• [GIVEN EXERCISE]
Look for the string "Madonna" and copy every line that has it.

• [ENTRIES PROVIDED]
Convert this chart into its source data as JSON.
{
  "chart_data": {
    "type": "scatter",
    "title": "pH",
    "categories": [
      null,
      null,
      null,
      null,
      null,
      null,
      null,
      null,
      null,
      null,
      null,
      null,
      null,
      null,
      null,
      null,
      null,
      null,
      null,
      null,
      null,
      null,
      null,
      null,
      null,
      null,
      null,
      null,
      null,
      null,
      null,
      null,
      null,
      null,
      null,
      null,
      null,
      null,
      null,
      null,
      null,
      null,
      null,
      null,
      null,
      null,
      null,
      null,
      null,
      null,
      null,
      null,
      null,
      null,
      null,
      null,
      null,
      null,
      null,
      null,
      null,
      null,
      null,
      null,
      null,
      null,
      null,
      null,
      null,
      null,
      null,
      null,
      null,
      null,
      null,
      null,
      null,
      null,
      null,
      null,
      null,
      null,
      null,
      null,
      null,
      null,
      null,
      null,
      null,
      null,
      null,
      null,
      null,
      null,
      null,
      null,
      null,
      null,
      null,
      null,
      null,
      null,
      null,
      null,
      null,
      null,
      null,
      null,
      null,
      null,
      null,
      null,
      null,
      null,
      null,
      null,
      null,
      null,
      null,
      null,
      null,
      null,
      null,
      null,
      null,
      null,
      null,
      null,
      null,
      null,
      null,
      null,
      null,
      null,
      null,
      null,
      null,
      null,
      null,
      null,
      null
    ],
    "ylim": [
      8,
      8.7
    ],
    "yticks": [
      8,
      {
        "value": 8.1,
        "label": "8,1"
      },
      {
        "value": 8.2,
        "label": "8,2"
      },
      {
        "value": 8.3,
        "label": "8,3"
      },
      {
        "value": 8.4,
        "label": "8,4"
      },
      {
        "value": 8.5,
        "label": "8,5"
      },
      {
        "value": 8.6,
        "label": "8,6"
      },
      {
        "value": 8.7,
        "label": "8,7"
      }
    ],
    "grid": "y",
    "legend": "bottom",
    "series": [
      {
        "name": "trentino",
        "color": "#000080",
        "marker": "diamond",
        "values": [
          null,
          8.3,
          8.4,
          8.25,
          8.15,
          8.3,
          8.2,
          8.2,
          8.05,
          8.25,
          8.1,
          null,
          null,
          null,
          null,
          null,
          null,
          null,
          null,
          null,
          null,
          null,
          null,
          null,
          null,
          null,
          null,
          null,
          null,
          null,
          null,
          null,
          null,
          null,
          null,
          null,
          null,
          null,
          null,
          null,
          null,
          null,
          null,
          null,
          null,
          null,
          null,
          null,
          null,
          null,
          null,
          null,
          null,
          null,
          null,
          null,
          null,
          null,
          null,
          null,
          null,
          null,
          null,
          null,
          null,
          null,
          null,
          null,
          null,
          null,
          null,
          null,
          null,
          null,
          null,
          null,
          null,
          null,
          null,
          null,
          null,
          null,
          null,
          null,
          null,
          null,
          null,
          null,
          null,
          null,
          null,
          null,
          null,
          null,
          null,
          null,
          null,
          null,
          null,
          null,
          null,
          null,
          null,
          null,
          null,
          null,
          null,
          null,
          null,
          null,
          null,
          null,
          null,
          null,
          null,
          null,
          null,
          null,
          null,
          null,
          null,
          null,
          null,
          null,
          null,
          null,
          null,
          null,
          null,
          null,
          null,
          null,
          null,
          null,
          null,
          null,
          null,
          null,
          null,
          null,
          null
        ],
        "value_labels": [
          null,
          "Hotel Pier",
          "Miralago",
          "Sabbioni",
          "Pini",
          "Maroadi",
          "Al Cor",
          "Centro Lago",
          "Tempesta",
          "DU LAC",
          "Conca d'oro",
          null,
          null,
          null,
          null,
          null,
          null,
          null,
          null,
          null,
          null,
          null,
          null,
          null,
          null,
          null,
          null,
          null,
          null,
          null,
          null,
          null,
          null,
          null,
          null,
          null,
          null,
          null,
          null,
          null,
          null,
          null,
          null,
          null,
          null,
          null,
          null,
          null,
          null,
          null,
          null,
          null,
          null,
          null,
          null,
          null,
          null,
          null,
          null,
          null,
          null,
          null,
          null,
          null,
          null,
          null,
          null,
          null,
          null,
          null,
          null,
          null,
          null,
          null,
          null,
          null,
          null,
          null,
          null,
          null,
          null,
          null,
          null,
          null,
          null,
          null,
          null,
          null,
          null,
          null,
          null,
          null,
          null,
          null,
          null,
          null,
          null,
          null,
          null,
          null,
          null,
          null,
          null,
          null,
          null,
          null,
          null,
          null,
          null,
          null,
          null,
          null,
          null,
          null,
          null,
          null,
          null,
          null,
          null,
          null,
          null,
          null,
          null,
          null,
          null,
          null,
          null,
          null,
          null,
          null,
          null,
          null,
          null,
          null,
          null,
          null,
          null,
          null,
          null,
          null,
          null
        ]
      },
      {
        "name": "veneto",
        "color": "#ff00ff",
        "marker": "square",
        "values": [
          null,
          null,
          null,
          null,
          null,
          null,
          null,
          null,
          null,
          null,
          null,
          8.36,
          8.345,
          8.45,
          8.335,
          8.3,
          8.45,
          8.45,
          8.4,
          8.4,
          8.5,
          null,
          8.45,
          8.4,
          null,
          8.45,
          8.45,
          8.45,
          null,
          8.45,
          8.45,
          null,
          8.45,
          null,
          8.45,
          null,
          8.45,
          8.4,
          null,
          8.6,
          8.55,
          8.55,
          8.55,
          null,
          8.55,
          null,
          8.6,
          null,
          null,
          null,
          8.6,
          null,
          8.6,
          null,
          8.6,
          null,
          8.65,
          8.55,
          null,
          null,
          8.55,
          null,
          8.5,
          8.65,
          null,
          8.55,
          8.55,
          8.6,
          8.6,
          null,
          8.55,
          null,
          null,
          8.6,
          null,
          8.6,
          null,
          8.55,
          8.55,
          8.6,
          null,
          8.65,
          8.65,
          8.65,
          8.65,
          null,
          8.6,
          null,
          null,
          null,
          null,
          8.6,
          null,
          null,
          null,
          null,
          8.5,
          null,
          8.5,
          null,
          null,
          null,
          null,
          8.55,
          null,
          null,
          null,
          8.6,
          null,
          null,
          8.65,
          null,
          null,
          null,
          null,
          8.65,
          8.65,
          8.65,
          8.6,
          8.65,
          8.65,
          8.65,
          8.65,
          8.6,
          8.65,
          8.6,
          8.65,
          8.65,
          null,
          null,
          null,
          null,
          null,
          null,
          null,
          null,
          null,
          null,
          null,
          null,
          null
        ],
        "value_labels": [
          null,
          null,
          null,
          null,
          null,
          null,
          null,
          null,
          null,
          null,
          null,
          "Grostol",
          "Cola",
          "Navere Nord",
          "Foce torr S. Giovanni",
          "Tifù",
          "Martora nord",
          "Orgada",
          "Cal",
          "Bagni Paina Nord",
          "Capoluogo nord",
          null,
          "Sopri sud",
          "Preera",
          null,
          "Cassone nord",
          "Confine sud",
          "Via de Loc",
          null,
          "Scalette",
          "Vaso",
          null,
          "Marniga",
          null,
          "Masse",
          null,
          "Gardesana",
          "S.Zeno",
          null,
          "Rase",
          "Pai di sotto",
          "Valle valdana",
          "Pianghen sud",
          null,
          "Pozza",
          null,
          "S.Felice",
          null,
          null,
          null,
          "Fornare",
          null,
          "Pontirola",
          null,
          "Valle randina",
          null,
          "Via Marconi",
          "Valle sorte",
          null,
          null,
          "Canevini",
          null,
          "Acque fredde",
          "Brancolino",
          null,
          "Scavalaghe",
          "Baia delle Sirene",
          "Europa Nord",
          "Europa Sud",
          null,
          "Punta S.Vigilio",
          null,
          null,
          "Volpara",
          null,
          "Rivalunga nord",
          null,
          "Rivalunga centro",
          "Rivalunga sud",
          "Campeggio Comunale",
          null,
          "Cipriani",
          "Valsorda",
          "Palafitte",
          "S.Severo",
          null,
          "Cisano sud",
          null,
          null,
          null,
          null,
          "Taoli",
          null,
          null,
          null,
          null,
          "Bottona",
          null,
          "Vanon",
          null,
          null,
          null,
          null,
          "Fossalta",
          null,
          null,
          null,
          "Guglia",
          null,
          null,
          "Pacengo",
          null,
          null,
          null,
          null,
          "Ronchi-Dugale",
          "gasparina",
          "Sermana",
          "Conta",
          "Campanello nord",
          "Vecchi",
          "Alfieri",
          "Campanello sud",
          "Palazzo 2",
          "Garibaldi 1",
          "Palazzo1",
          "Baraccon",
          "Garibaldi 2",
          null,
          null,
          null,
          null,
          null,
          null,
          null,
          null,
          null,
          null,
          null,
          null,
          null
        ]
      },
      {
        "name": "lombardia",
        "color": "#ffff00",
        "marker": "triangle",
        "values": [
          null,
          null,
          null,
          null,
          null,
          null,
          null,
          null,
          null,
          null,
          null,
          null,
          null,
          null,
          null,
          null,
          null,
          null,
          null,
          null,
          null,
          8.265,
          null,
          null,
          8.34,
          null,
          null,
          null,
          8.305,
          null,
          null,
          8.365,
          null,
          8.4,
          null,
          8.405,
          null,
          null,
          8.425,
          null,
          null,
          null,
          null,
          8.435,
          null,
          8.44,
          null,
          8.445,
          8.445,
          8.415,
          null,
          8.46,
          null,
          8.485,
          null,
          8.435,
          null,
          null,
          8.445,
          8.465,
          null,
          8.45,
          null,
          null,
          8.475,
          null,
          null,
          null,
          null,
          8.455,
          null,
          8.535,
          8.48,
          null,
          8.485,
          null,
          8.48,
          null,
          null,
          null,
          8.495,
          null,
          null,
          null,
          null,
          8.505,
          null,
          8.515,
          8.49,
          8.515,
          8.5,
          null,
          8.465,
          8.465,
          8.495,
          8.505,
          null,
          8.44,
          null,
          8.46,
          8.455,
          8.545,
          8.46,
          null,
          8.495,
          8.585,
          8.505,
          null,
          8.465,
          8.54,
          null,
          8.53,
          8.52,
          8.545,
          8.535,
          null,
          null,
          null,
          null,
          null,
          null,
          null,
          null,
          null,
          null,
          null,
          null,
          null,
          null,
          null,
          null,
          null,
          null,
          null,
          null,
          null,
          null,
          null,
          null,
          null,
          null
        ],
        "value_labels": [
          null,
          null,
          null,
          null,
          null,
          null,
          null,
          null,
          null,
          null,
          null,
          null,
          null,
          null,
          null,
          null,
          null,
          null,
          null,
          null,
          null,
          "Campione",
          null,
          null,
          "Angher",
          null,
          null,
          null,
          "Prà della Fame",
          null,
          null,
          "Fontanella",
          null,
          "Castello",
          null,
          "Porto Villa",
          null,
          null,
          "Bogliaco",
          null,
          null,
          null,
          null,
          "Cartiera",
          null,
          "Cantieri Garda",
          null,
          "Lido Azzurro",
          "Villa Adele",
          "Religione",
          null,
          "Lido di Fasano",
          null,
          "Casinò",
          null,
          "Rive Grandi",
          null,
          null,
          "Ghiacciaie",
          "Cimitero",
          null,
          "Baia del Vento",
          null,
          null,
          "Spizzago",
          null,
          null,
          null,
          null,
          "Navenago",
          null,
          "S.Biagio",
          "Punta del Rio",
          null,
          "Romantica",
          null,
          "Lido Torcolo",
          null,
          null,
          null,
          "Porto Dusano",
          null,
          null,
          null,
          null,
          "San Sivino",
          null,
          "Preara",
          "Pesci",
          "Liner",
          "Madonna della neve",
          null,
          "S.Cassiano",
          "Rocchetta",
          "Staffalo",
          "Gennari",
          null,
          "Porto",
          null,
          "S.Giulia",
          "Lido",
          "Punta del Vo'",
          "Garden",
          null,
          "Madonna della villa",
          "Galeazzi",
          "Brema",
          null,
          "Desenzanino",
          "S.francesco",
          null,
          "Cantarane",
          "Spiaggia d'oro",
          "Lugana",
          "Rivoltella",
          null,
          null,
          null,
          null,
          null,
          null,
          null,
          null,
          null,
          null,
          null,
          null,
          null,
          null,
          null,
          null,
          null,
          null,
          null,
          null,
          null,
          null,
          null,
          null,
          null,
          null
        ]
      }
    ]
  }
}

• [RESULT]
          "Madonna della neve",
          "Madonna della villa",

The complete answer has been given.